**WHAT IS NEEDED:** According to the Hibernate discussion, why would the getAll() method fail at runtime if the query returned multiple results per row? Answer in one to three sentences.

**EXTRACT PROVIDED:**

::::::::::

All APIs in Hibernate are from 1.4 and are thus not using java generics.

So I wonder how "safe" the following is: (preconditions: name column is of datatype String, or atleast compatible to String)

@SuppressWarnings("unchecked")
public List<String> getAll() {
    Query q = session.createQuery(
        "select name from Customers");
    return q.list();    
}

From the Queryi API (org.hibernate.Query.list()) javadoc.

"Return the query results as a List. If the query contains multiple results pre row, the results are returned in an instance of Object[]. "

+1  A: 

In Java, generics actually are erasures, which is nothing but compiler magic. The types used as generic type arguments are unknown at runtime. Therefore, the cast should be successful if the list returned implements the List interface, but the compiler may throw warnings at you.

Lucero
+2  A: 

Java generics use type erasure, so at runtime there's no difference between a List, a List<String>, and a List<Integer>. All are really just Lists. At compilation, the compiler will enforce the template parameter type, but under the covers at runtime, you a have a List.

In fact, if you try to use reflection to find the template parameter type, you can't.

tpdi
(Class<T>) ((ParameterizedType) getClass() .getGenericSuperclass()).getActualTypeArguments()[0];how you get your template parameter
Schildmeijer
+2  A: 

It'll be safe as long as you are sure that the query does not "contain multiple results per row". (I'm not familiar with queries, so I am unsure whether it can happen in this case.) If a row does contain multiple results, then when you try to access it, it will throw ClassCastException at runtime because that element will be an Object[] object instead of a String object.

::::::::::

**ENTRIES PROVIDED:**
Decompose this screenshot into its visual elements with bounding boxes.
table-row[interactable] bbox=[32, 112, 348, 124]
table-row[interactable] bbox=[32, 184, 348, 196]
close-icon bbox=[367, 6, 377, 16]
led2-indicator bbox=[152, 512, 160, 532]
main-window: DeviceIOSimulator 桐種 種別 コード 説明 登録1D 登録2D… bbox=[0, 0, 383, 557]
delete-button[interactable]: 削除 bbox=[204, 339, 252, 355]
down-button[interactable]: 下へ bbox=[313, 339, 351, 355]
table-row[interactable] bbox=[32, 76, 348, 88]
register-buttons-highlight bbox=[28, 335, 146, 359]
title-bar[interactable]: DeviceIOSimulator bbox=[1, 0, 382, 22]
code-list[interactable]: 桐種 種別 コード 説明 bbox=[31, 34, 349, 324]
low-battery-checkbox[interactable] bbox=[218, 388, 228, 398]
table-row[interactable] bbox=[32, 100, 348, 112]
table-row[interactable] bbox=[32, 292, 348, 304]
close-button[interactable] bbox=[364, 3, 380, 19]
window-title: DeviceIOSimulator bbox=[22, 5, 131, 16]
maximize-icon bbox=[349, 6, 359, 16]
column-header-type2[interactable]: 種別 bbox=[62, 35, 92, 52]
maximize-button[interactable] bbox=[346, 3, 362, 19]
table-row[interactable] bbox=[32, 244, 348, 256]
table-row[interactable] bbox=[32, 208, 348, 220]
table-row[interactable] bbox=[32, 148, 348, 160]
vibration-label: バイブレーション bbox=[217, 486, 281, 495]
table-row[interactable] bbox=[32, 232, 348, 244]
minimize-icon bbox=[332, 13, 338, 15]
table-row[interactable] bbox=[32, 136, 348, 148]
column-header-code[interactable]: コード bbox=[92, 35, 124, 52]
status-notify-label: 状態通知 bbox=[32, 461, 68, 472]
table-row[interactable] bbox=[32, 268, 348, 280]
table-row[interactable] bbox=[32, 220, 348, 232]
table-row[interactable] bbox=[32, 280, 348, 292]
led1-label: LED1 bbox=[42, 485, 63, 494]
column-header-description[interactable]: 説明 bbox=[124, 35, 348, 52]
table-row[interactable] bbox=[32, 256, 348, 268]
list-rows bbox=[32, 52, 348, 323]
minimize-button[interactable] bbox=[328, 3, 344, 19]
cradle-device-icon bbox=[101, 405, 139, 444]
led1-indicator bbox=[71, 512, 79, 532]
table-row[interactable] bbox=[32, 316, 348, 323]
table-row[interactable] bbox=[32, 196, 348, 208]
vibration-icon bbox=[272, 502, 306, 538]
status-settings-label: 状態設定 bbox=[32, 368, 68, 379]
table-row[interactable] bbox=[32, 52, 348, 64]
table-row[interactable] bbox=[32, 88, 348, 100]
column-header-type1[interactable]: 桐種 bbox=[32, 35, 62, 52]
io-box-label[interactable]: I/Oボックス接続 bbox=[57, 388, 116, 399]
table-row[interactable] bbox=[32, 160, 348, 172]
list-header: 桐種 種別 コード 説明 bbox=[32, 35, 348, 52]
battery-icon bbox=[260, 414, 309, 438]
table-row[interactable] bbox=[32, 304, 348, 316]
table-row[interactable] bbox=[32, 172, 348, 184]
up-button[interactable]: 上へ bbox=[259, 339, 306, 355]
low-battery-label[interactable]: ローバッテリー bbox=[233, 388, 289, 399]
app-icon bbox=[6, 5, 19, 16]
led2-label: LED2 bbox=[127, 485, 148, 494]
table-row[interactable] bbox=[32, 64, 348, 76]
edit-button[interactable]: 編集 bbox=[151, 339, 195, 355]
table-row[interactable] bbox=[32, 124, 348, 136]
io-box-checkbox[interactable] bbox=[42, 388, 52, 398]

::::::::::

**RESPONSE BELOW:** The Query.list() javadoc says that when a query has multiple results per row, each result comes back as an Object[]. Accessing such an element as a String would throw a ClassCastException at runtime, because it is an Object[] rather than a String.